# [PROVIDED ENTRIES]
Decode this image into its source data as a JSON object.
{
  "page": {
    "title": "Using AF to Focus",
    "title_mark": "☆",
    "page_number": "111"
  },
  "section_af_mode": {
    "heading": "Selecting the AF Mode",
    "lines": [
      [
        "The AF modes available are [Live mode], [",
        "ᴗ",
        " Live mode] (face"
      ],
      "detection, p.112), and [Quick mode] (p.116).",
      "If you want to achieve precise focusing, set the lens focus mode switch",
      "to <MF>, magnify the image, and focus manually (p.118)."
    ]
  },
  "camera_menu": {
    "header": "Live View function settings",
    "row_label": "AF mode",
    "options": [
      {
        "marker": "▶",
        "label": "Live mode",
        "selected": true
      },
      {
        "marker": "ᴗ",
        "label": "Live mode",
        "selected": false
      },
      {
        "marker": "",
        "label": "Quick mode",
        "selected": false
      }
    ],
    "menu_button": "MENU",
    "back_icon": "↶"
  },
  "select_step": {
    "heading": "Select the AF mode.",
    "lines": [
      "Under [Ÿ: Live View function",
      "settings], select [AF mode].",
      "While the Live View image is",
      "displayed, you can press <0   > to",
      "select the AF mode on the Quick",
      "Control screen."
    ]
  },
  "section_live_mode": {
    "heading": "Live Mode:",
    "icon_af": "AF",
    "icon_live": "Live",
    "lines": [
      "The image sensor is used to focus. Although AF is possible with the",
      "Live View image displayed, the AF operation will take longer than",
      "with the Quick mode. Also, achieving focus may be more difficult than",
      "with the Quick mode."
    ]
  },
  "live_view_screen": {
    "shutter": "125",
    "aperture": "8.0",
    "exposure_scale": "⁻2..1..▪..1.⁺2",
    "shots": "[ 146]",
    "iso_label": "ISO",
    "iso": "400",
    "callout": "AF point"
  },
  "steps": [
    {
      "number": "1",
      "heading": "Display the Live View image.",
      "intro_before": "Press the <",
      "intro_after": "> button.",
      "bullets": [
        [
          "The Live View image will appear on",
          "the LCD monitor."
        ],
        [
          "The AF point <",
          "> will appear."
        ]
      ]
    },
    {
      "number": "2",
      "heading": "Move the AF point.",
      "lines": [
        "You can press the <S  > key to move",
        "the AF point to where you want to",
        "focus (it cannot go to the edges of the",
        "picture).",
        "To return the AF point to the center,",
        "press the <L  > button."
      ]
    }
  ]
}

# [YOUR OBJECTIVE]
Send back all of the entries exactly, with nothing missing.

# [ANSWER TO THE PROBLEM]
Decode this image into its source data as a JSON object.
{
  "page": {
    "title": "Using AF to Focus",
    "title_mark": "☆",
    "page_number": "111"
  },
  "section_af_mode": {
    "heading": "Selecting the AF Mode",
    "lines": [
      [
        "The AF modes available are [Live mode], [",
        "ᴗ",
        " Live mode] (face"
      ],
      "detection, p.112), and [Quick mode] (p.116).",
      "If you want to achieve precise focusing, set the lens focus mode switch",
      "to <MF>, magnify the image, and focus manually (p.118)."
    ]
  },
  "camera_menu": {
    "header": "Live View function settings",
    "row_label": "AF mode",
    "options": [
      {
        "marker": "▶",
        "label": "Live mode",
        "selected": true
      },
      {
        "marker": "ᴗ",
        "label": "Live mode",
        "selected": false
      },
      {
        "marker": "",
        "label": "Quick mode",
        "selected": false
      }
    ],
    "menu_button": "MENU",
    "back_icon": "↶"
  },
  "select_step": {
    "heading": "Select the AF mode.",
    "lines": [
      "Under [Ÿ: Live View function",
      "settings], select [AF mode].",
      "While the Live View image is",
      "displayed, you can press <0   > to",
      "select the AF mode on the Quick",
      "Control screen."
    ]
  },
  "section_live_mode": {
    "heading": "Live Mode:",
    "icon_af": "AF",
    "icon_live": "Live",
    "lines": [
      "The image sensor is used to focus. Although AF is possible with the",
      "Live View image displayed, the AF operation will take longer than",
      "with the Quick mode. Also, achieving focus may be more difficult than",
      "with the Quick mode."
    ]
  },
  "live_view_screen": {
    "shutter": "125",
    "aperture": "8.0",
    "exposure_scale": "⁻2..1..▪..1.⁺2",
    "shots": "[ 146]",
    "iso_label": "ISO",
    "iso": "400",
    "callout": "AF point"
  },
  "steps": [
    {
      "number": "1",
      "heading": "Display the Live View image.",
      "intro_before": "Press the <",
      "intro_after": "> button.",
      "bullets": [
        [
          "The Live View image will appear on",
          "the LCD monitor."
        ],
        [
          "The AF point <",
          "> will appear."
        ]
      ]
    },
    {
      "number": "2",
      "heading": "Move the AF point.",
      "lines": [
        "You can press the <S  > key to move",
        "the AF point to where you want to",
        "focus (it cannot go to the edges of the",
        "picture).",
        "To return the AF point to the center,",
        "press the <L  > button."
      ]
    }
  ]
}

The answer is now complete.